Dataset rows about figures
········

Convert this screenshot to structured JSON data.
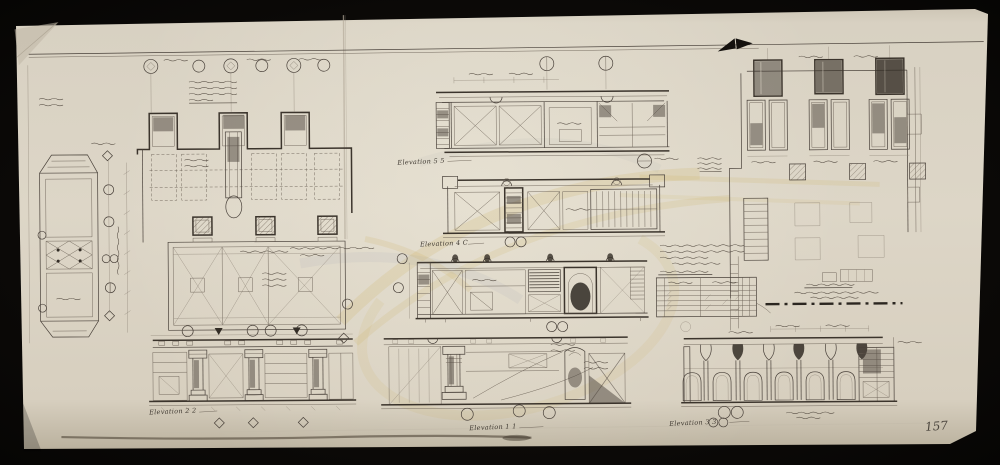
{
  "scene": {
    "background_color": "#0b0907",
    "paper_color": "#d9d2c3",
    "ink_color": "#49413a",
    "watermark_gold": "#c9a23a",
    "watermark_gray": "#98a0ac"
  },
  "sheet": {
    "number": "157",
    "media": "pencil architectural drawing on cream paper"
  },
  "captions": {
    "top_center": "Elevation 5 5",
    "mid_center": "Elevation 4 C",
    "bottom_left": "Elevation 2 2",
    "bottom_center": "Elevation 1 1",
    "bottom_right": "Elevation 3 3"
  }
}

········

[TASK PROMPT]
Omit every picture, and otherwise quote the entries exactly.

[TASK RESPONSE]
Convert this screenshot to structured JSON data.
{
  "scene": {
    "background_color": "#0b0907",
    "paper_color": "#d9d2c3",
    "ink_color": "#49413a",
    "watermark_gold": "#c9a23a",
    "watermark_gray": "#98a0ac"
  },
  "sheet": {
    "number": "157",
    "media": "pencil architectural drawing on cream paper"
  },
  "captions": {
    "top_center": "Elevation 5 5",
    "mid_center": "Elevation 4 C",
    "bottom_left": "Elevation 2 2",
    "bottom_center": "Elevation 1 1",
    "bottom_right": "Elevation 3 3"
  }
}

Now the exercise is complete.